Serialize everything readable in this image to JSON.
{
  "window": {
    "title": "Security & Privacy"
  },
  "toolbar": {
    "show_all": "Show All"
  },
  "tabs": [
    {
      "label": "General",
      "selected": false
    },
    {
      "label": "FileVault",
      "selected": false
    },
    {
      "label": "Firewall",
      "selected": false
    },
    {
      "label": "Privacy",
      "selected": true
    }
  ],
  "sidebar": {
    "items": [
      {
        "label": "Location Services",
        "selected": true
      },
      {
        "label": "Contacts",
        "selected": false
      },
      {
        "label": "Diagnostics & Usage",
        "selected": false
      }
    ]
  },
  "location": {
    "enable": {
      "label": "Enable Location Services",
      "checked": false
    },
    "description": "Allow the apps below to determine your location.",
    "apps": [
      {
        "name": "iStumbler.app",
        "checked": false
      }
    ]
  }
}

TASK DETAILS:
Output the records verbatim, from the first line to the last.

COMPLETE OUTPUT:
Serialize everything readable in this image to JSON.
{
  "window": {
    "title": "Security & Privacy"
  },
  "toolbar": {
    "show_all": "Show All"
  },
  "tabs": [
    {
      "label": "General",
      "selected": false
    },
    {
      "label": "FileVault",
      "selected": false
    },
    {
      "label": "Firewall",
      "selected": false
    },
    {
      "label": "Privacy",
      "selected": true
    }
  ],
  "sidebar": {
    "items": [
      {
        "label": "Location Services",
        "selected": true
      },
      {
        "label": "Contacts",
        "selected": false
      },
      {
        "label": "Diagnostics & Usage",
        "selected": false
      }
    ]
  },
  "location": {
    "enable": {
      "label": "Enable Location Services",
      "checked": false
    },
    "description": "Allow the apps below to determine your location.",
    "apps": [
      {
        "name": "iStumbler.app",
        "checked": false
      }
    ]
  }
}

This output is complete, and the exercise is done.